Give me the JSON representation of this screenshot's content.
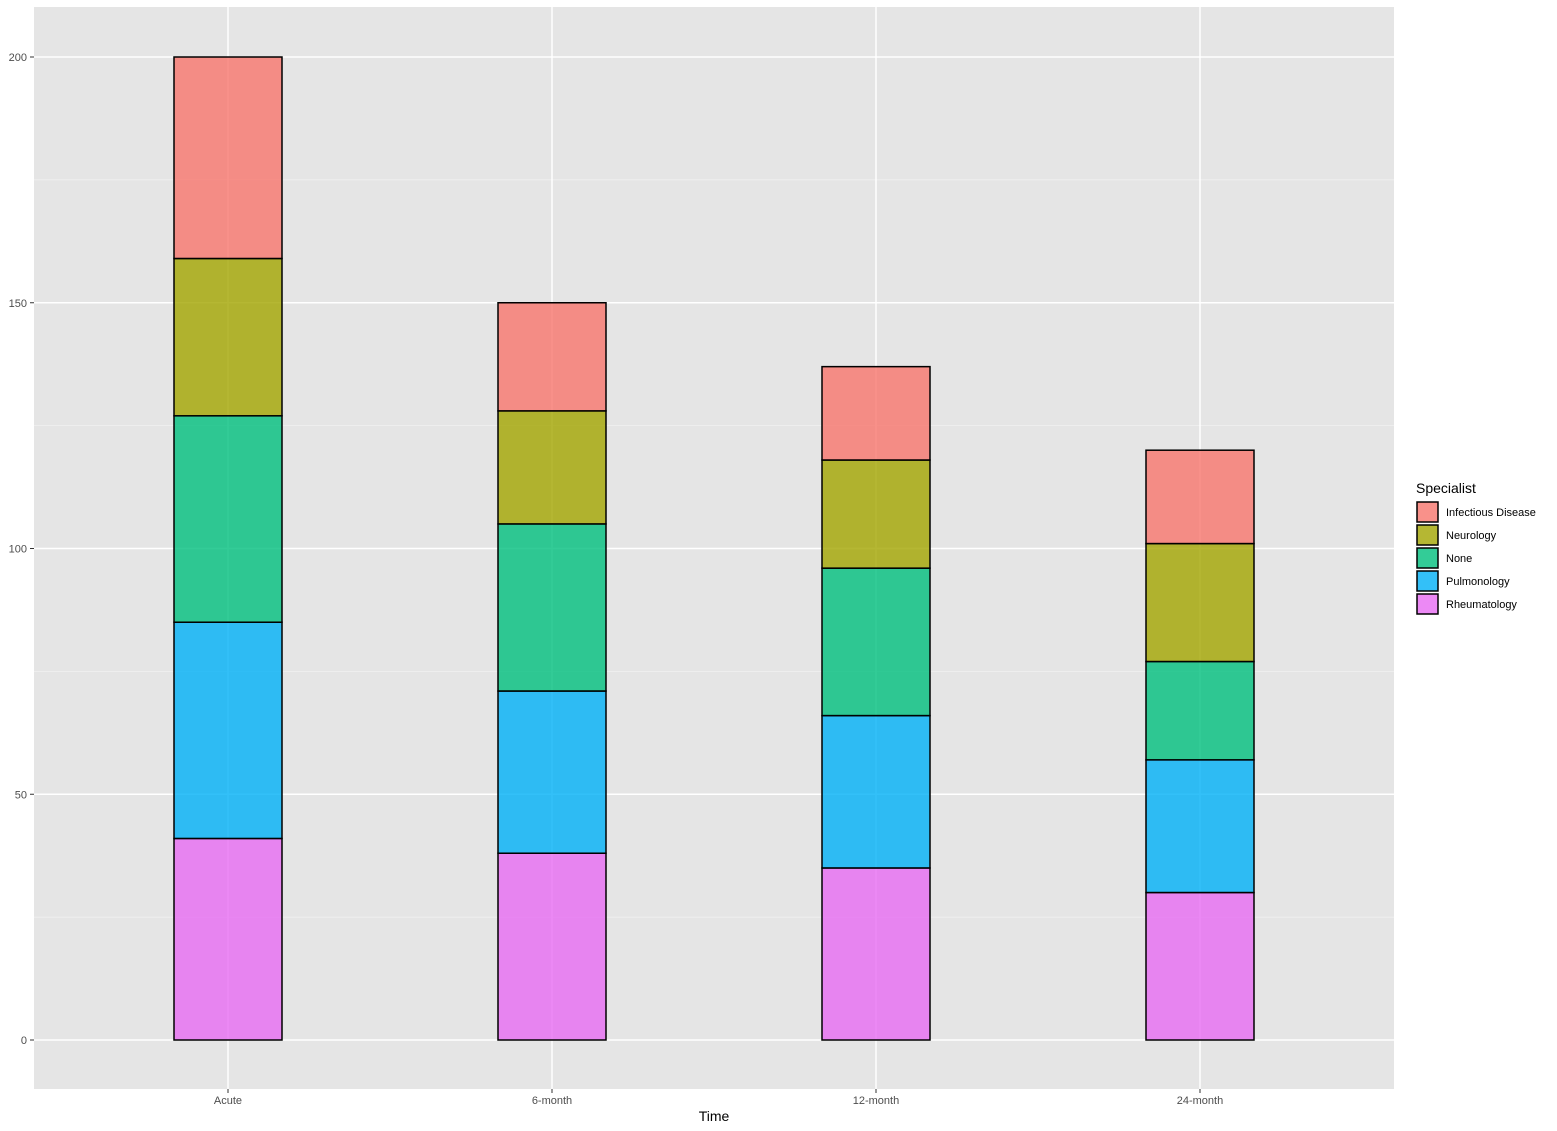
{
  "chart_data": {
    "type": "bar",
    "stacked": true,
    "xlabel": "Time",
    "ylabel": "",
    "ylim": [
      0,
      200
    ],
    "yticks": [
      0,
      50,
      100,
      150,
      200
    ],
    "categories": [
      "Acute",
      "6-month",
      "12-month",
      "24-month"
    ],
    "series": [
      {
        "name": "Rheumatology",
        "color": "#E76BF3",
        "values": [
          41,
          38,
          35,
          30
        ]
      },
      {
        "name": "Pulmonology",
        "color": "#00B0F6",
        "values": [
          44,
          33,
          31,
          27
        ]
      },
      {
        "name": "None",
        "color": "#00BF7D",
        "values": [
          42,
          34,
          30,
          20
        ]
      },
      {
        "name": "Neurology",
        "color": "#A3A500",
        "values": [
          32,
          23,
          22,
          24
        ]
      },
      {
        "name": "Infectious Disease",
        "color": "#F8766D",
        "values": [
          41,
          22,
          19,
          19
        ]
      }
    ],
    "legend": {
      "title": "Specialist",
      "position": "right",
      "order": [
        "Infectious Disease",
        "Neurology",
        "None",
        "Pulmonology",
        "Rheumatology"
      ]
    },
    "grid": true,
    "panel_background": "#E5E5E5"
  }
}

**Set problem**
Transcribe each entry precisely as given, leaving the pictures out.

**Solved problem**
Give me the JSON representation of this screenshot's content.
{
  "chart_data": {
    "type": "bar",
    "stacked": true,
    "xlabel": "Time",
    "ylabel": "",
    "ylim": [
      0,
      200
    ],
    "yticks": [
      0,
      50,
      100,
      150,
      200
    ],
    "categories": [
      "Acute",
      "6-month",
      "12-month",
      "24-month"
    ],
    "series": [
      {
        "name": "Rheumatology",
        "color": "#E76BF3",
        "values": [
          41,
          38,
          35,
          30
        ]
      },
      {
        "name": "Pulmonology",
        "color": "#00B0F6",
        "values": [
          44,
          33,
          31,
          27
        ]
      },
      {
        "name": "None",
        "color": "#00BF7D",
        "values": [
          42,
          34,
          30,
          20
        ]
      },
      {
        "name": "Neurology",
        "color": "#A3A500",
        "values": [
          32,
          23,
          22,
          24
        ]
      },
      {
        "name": "Infectious Disease",
        "color": "#F8766D",
        "values": [
          41,
          22,
          19,
          19
        ]
      }
    ],
    "legend": {
      "title": "Specialist",
      "position": "right",
      "order": [
        "Infectious Disease",
        "Neurology",
        "None",
        "Pulmonology",
        "Rheumatology"
      ]
    },
    "grid": true,
    "panel_background": "#E5E5E5"
  }
}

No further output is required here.